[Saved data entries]
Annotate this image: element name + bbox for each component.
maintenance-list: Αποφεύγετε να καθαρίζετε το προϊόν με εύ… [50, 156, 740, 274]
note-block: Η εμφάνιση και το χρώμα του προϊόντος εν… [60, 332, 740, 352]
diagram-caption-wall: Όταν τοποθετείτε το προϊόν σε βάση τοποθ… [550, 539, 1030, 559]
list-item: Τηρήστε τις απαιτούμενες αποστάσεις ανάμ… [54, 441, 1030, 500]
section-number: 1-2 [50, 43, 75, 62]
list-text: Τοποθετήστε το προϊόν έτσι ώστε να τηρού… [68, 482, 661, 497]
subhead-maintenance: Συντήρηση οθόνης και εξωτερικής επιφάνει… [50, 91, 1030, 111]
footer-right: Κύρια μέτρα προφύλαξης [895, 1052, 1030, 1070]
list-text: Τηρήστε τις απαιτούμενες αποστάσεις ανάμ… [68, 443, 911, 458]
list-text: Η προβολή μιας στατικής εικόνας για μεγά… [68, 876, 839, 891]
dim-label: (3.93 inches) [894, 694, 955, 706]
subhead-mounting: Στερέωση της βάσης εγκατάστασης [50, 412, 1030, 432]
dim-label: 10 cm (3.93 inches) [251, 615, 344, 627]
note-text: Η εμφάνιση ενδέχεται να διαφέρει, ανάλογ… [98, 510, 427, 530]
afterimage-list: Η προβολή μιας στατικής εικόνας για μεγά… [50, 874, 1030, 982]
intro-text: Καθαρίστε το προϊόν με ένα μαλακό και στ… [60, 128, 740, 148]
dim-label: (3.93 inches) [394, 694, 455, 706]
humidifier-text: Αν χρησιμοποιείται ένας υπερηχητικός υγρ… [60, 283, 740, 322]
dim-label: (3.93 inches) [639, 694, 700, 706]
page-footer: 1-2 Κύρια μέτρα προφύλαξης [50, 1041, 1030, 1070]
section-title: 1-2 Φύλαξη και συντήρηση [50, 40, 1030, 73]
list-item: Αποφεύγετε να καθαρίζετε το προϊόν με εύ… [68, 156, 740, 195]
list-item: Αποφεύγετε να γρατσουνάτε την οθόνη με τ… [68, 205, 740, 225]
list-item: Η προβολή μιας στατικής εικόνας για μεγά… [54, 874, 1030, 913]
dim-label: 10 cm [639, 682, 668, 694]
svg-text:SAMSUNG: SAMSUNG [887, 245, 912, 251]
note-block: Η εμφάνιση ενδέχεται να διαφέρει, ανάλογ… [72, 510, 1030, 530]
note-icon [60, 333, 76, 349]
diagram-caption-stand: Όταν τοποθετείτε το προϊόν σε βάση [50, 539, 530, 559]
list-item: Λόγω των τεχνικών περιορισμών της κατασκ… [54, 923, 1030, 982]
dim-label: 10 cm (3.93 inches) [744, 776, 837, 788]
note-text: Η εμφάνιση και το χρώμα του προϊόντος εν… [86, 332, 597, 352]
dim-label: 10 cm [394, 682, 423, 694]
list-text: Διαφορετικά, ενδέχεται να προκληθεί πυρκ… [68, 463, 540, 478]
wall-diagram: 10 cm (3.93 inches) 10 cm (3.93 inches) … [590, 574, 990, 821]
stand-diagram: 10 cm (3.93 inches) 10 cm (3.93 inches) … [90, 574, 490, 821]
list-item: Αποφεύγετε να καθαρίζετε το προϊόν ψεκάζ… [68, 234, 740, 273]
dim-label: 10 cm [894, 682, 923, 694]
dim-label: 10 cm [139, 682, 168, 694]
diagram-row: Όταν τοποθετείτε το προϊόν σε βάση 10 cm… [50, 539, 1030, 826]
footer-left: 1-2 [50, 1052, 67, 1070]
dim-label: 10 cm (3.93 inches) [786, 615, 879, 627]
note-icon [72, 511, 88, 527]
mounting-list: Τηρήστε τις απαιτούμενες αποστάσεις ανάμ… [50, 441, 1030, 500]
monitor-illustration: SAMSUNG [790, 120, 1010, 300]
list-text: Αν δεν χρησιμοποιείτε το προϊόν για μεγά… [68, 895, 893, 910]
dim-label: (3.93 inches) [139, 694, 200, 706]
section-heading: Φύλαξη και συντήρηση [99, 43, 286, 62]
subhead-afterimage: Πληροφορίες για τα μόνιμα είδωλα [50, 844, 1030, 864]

Problem to solve>
Could you copy every line of the records above, character for character, leaving nothing out and changing nothing?

Answer to the exercise>
Annotate this image: element name + bbox for each component.
maintenance-list: Αποφεύγετε να καθαρίζετε το προϊόν με εύ… [50, 156, 740, 274]
note-block: Η εμφάνιση και το χρώμα του προϊόντος εν… [60, 332, 740, 352]
diagram-caption-wall: Όταν τοποθετείτε το προϊόν σε βάση τοποθ… [550, 539, 1030, 559]
list-item: Τηρήστε τις απαιτούμενες αποστάσεις ανάμ… [54, 441, 1030, 500]
section-number: 1-2 [50, 43, 75, 62]
list-text: Τοποθετήστε το προϊόν έτσι ώστε να τηρού… [68, 482, 661, 497]
subhead-maintenance: Συντήρηση οθόνης και εξωτερικής επιφάνει… [50, 91, 1030, 111]
footer-right: Κύρια μέτρα προφύλαξης [895, 1052, 1030, 1070]
list-text: Τηρήστε τις απαιτούμενες αποστάσεις ανάμ… [68, 443, 911, 458]
list-text: Η προβολή μιας στατικής εικόνας για μεγά… [68, 876, 839, 891]
dim-label: (3.93 inches) [894, 694, 955, 706]
subhead-mounting: Στερέωση της βάσης εγκατάστασης [50, 412, 1030, 432]
dim-label: 10 cm (3.93 inches) [251, 615, 344, 627]
note-text: Η εμφάνιση ενδέχεται να διαφέρει, ανάλογ… [98, 510, 427, 530]
afterimage-list: Η προβολή μιας στατικής εικόνας για μεγά… [50, 874, 1030, 982]
intro-text: Καθαρίστε το προϊόν με ένα μαλακό και στ… [60, 128, 740, 148]
dim-label: (3.93 inches) [394, 694, 455, 706]
humidifier-text: Αν χρησιμοποιείται ένας υπερηχητικός υγρ… [60, 283, 740, 322]
dim-label: (3.93 inches) [639, 694, 700, 706]
page-footer: 1-2 Κύρια μέτρα προφύλαξης [50, 1041, 1030, 1070]
section-title: 1-2 Φύλαξη και συντήρηση [50, 40, 1030, 73]
list-item: Αποφεύγετε να καθαρίζετε το προϊόν με εύ… [68, 156, 740, 195]
list-item: Αποφεύγετε να γρατσουνάτε την οθόνη με τ… [68, 205, 740, 225]
list-item: Η προβολή μιας στατικής εικόνας για μεγά… [54, 874, 1030, 913]
dim-label: 10 cm [639, 682, 668, 694]
svg-text:SAMSUNG: SAMSUNG [887, 245, 912, 251]
note-block: Η εμφάνιση ενδέχεται να διαφέρει, ανάλογ… [72, 510, 1030, 530]
note-icon [60, 333, 76, 349]
diagram-caption-stand: Όταν τοποθετείτε το προϊόν σε βάση [50, 539, 530, 559]
list-item: Λόγω των τεχνικών περιορισμών της κατασκ… [54, 923, 1030, 982]
dim-label: 10 cm (3.93 inches) [744, 776, 837, 788]
note-text: Η εμφάνιση και το χρώμα του προϊόντος εν… [86, 332, 597, 352]
dim-label: 10 cm [394, 682, 423, 694]
list-text: Διαφορετικά, ενδέχεται να προκληθεί πυρκ… [68, 463, 540, 478]
wall-diagram: 10 cm (3.93 inches) 10 cm (3.93 inches) … [590, 574, 990, 821]
stand-diagram: 10 cm (3.93 inches) 10 cm (3.93 inches) … [90, 574, 490, 821]
list-item: Αποφεύγετε να καθαρίζετε το προϊόν ψεκάζ… [68, 234, 740, 273]
dim-label: 10 cm [894, 682, 923, 694]
dim-label: 10 cm [139, 682, 168, 694]
diagram-row: Όταν τοποθετείτε το προϊόν σε βάση 10 cm… [50, 539, 1030, 826]
footer-left: 1-2 [50, 1052, 67, 1070]
dim-label: 10 cm (3.93 inches) [786, 615, 879, 627]
note-icon [72, 511, 88, 527]
mounting-list: Τηρήστε τις απαιτούμενες αποστάσεις ανάμ… [50, 441, 1030, 500]
monitor-illustration: SAMSUNG [790, 120, 1010, 300]
list-text: Αν δεν χρησιμοποιείτε το προϊόν για μεγά… [68, 895, 893, 910]
dim-label: (3.93 inches) [139, 694, 200, 706]
section-heading: Φύλαξη και συντήρηση [99, 43, 286, 62]
subhead-afterimage: Πληροφορίες για τα μόνιμα είδωλα [50, 844, 1030, 864]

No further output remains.